• [WHAT IS BEING ASKED]
For this exercise, repeat all of the material verbatim apart from its images.

= = = = = = =

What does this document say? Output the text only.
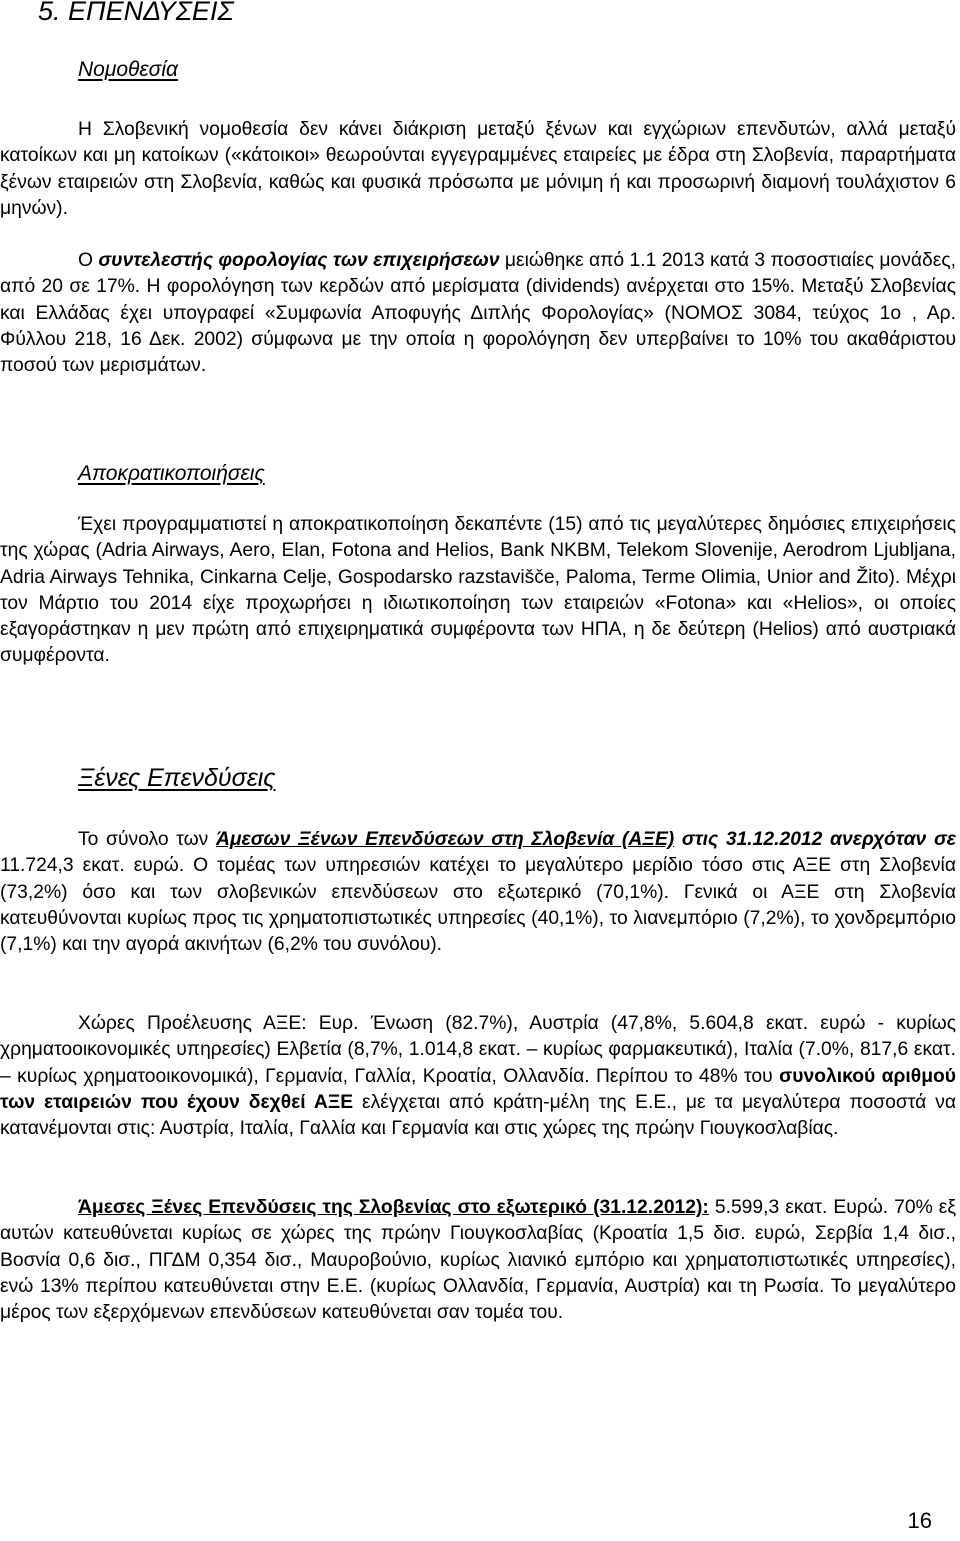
5. ΕΠΕΝΔΥΣΕΙΣ
Νομοθεσία

Η Σλοβενική νομοθεσία δεν κάνει διάκριση μεταξύ ξένων και εγχώριων επενδυτών, αλλά μεταξύ κατοίκων και μη κατοίκων («κάτοικοι» θεωρούνται εγγεγραμμένες εταιρείες με έδρα στη Σλοβενία, παραρτήματα ξένων εταιρειών στη Σλοβενία, καθώς και φυσικά πρόσωπα με μόνιμη ή και προσωρινή διαμονή τουλάχιστον 6 μηνών).

Ο συντελεστής φορολογίας των επιχειρήσεων μειώθηκε από 1.1 2013 κατά 3 ποσοστιαίες μονάδες, από 20 σε 17%. Η φορολόγηση των κερδών από μερίσματα (dividends) ανέρχεται στο 15%. Μεταξύ Σλοβενίας και Ελλάδας έχει υπογραφεί «Συμφωνία Αποφυγής Διπλής Φορολογίας» (ΝΟΜΟΣ 3084, τεύχος 1ο , Αρ. Φύλλου 218, 16 Δεκ. 2002) σύμφωνα με την οποία η φορολόγηση δεν υπερβαίνει το 10% του ακαθάριστου ποσού των μερισμάτων.

Αποκρατικοποιήσεις

Έχει προγραμματιστεί η αποκρατικοποίηση δεκαπέντε (15) από τις μεγαλύτερες δημόσιες επιχειρήσεις της χώρας (Adria Airways, Aero, Elan, Fotona and Helios, Bank NKBM, Telekom Slovenije, Aerodrom Ljubljana, Adria Airways Tehnika, Cinkarna Celje, Gospodarsko razstavišče, Paloma, Terme Olimia, Unior and Žito). Μέχρι τον Μάρτιο του 2014 είχε προχωρήσει η ιδιωτικοποίηση των εταιρειών «Fotona» και «Helios», οι οποίες εξαγοράστηκαν η μεν πρώτη από επιχειρηματικά συμφέροντα των ΗΠΑ, η δε δεύτερη (Helios) από αυστριακά συμφέροντα.

Ξένες Επενδύσεις

Το σύνολο των Άμεσων Ξένων Επενδύσεων στη Σλοβενία (ΑΞΕ) στις 31.12.2012 ανερχόταν σε 11.724,3 εκατ. ευρώ. Ο τομέας των υπηρεσιών κατέχει το μεγαλύτερο μερίδιο τόσο στις ΑΞΕ στη Σλοβενία (73,2%) όσο και των σλοβενικών επενδύσεων στο εξωτερικό (70,1%). Γενικά οι ΑΞΕ στη Σλοβενία κατευθύνονται κυρίως προς τις χρηματοπιστωτικές υπηρεσίες (40,1%), το λιανεμπόριο (7,2%), το χονδρεμπόριο (7,1%) και την αγορά ακινήτων (6,2% του συνόλου).

Χώρες Προέλευσης ΑΞΕ: Ευρ. Ένωση (82.7%), Αυστρία (47,8%, 5.604,8 εκατ. ευρώ - κυρίως χρηματοοικονομικές υπηρεσίες) Ελβετία (8,7%, 1.014,8 εκατ. – κυρίως φαρμακευτικά), Ιταλία (7.0%, 817,6 εκατ. – κυρίως χρηματοοικονομικά), Γερμανία, Γαλλία, Κροατία, Ολλανδία. Περίπου το 48% του συνολικού αριθμού των εταιρειών που έχουν δεχθεί ΑΞΕ ελέγχεται από κράτη-μέλη της Ε.Ε., με τα μεγαλύτερα ποσοστά να κατανέμονται στις: Αυστρία, Ιταλία, Γαλλία και Γερμανία και στις χώρες της πρώην Γιουγκοσλαβίας.

Άμεσες Ξένες Επενδύσεις της Σλοβενίας στο εξωτερικό (31.12.2012): 5.599,3 εκατ. Ευρώ. 70% εξ αυτών κατευθύνεται κυρίως σε χώρες της πρώην Γιουγκοσλαβίας (Κροατία 1,5 δισ. ευρώ, Σερβία 1,4 δισ., Βοσνία 0,6 δισ., ΠΓΔΜ 0,354 δισ., Μαυροβούνιο, κυρίως λιανικό εμπόριο και χρηματοπιστωτικές υπηρεσίες), ενώ 13% περίπου κατευθύνεται στην Ε.Ε. (κυρίως Ολλανδία, Γερμανία, Αυστρία) και τη Ρωσία. Το μεγαλύτερο μέρος των εξερχόμενων επενδύσεων κατευθύνεται σαν τομέα του.

16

= = = = = = =

• [EXERCISE RESPONSE]
What does this document say? Output the text only.
5. ΕΠΕΝΔΥΣΕΙΣ
Νομοθεσία

Η Σλοβενική νομοθεσία δεν κάνει διάκριση μεταξύ ξένων και εγχώριων επενδυτών, αλλά μεταξύ κατοίκων και μη κατοίκων («κάτοικοι» θεωρούνται εγγεγραμμένες εταιρείες με έδρα στη Σλοβενία, παραρτήματα ξένων εταιρειών στη Σλοβενία, καθώς και φυσικά πρόσωπα με μόνιμη ή και προσωρινή διαμονή τουλάχιστον 6 μηνών).

Ο συντελεστής φορολογίας των επιχειρήσεων μειώθηκε από 1.1 2013 κατά 3 ποσοστιαίες μονάδες, από 20 σε 17%. Η φορολόγηση των κερδών από μερίσματα (dividends) ανέρχεται στο 15%. Μεταξύ Σλοβενίας και Ελλάδας έχει υπογραφεί «Συμφωνία Αποφυγής Διπλής Φορολογίας» (ΝΟΜΟΣ 3084, τεύχος 1ο , Αρ. Φύλλου 218, 16 Δεκ. 2002) σύμφωνα με την οποία η φορολόγηση δεν υπερβαίνει το 10% του ακαθάριστου ποσού των μερισμάτων.

Αποκρατικοποιήσεις

Έχει προγραμματιστεί η αποκρατικοποίηση δεκαπέντε (15) από τις μεγαλύτερες δημόσιες επιχειρήσεις της χώρας (Adria Airways, Aero, Elan, Fotona and Helios, Bank NKBM, Telekom Slovenije, Aerodrom Ljubljana, Adria Airways Tehnika, Cinkarna Celje, Gospodarsko razstavišče, Paloma, Terme Olimia, Unior and Žito). Μέχρι τον Μάρτιο του 2014 είχε προχωρήσει η ιδιωτικοποίηση των εταιρειών «Fotona» και «Helios», οι οποίες εξαγοράστηκαν η μεν πρώτη από επιχειρηματικά συμφέροντα των ΗΠΑ, η δε δεύτερη (Helios) από αυστριακά συμφέροντα.

Ξένες Επενδύσεις

Το σύνολο των Άμεσων Ξένων Επενδύσεων στη Σλοβενία (ΑΞΕ) στις 31.12.2012 ανερχόταν σε 11.724,3 εκατ. ευρώ. Ο τομέας των υπηρεσιών κατέχει το μεγαλύτερο μερίδιο τόσο στις ΑΞΕ στη Σλοβενία (73,2%) όσο και των σλοβενικών επενδύσεων στο εξωτερικό (70,1%). Γενικά οι ΑΞΕ στη Σλοβενία κατευθύνονται κυρίως προς τις χρηματοπιστωτικές υπηρεσίες (40,1%), το λιανεμπόριο (7,2%), το χονδρεμπόριο (7,1%) και την αγορά ακινήτων (6,2% του συνόλου).

Χώρες Προέλευσης ΑΞΕ: Ευρ. Ένωση (82.7%), Αυστρία (47,8%, 5.604,8 εκατ. ευρώ - κυρίως χρηματοοικονομικές υπηρεσίες) Ελβετία (8,7%, 1.014,8 εκατ. – κυρίως φαρμακευτικά), Ιταλία (7.0%, 817,6 εκατ. – κυρίως χρηματοοικονομικά), Γερμανία, Γαλλία, Κροατία, Ολλανδία. Περίπου το 48% του συνολικού αριθμού των εταιρειών που έχουν δεχθεί ΑΞΕ ελέγχεται από κράτη-μέλη της Ε.Ε., με τα μεγαλύτερα ποσοστά να κατανέμονται στις: Αυστρία, Ιταλία, Γαλλία και Γερμανία και στις χώρες της πρώην Γιουγκοσλαβίας.

Άμεσες Ξένες Επενδύσεις της Σλοβενίας στο εξωτερικό (31.12.2012): 5.599,3 εκατ. Ευρώ. 70% εξ αυτών κατευθύνεται κυρίως σε χώρες της πρώην Γιουγκοσλαβίας (Κροατία 1,5 δισ. ευρώ, Σερβία 1,4 δισ., Βοσνία 0,6 δισ., ΠΓΔΜ 0,354 δισ., Μαυροβούνιο, κυρίως λιανικό εμπόριο και χρηματοπιστωτικές υπηρεσίες), ενώ 13% περίπου κατευθύνεται στην Ε.Ε. (κυρίως Ολλανδία, Γερμανία, Αυστρία) και τη Ρωσία. Το μεγαλύτερο μέρος των εξερχόμενων επενδύσεων κατευθύνεται σαν τομέα του.

16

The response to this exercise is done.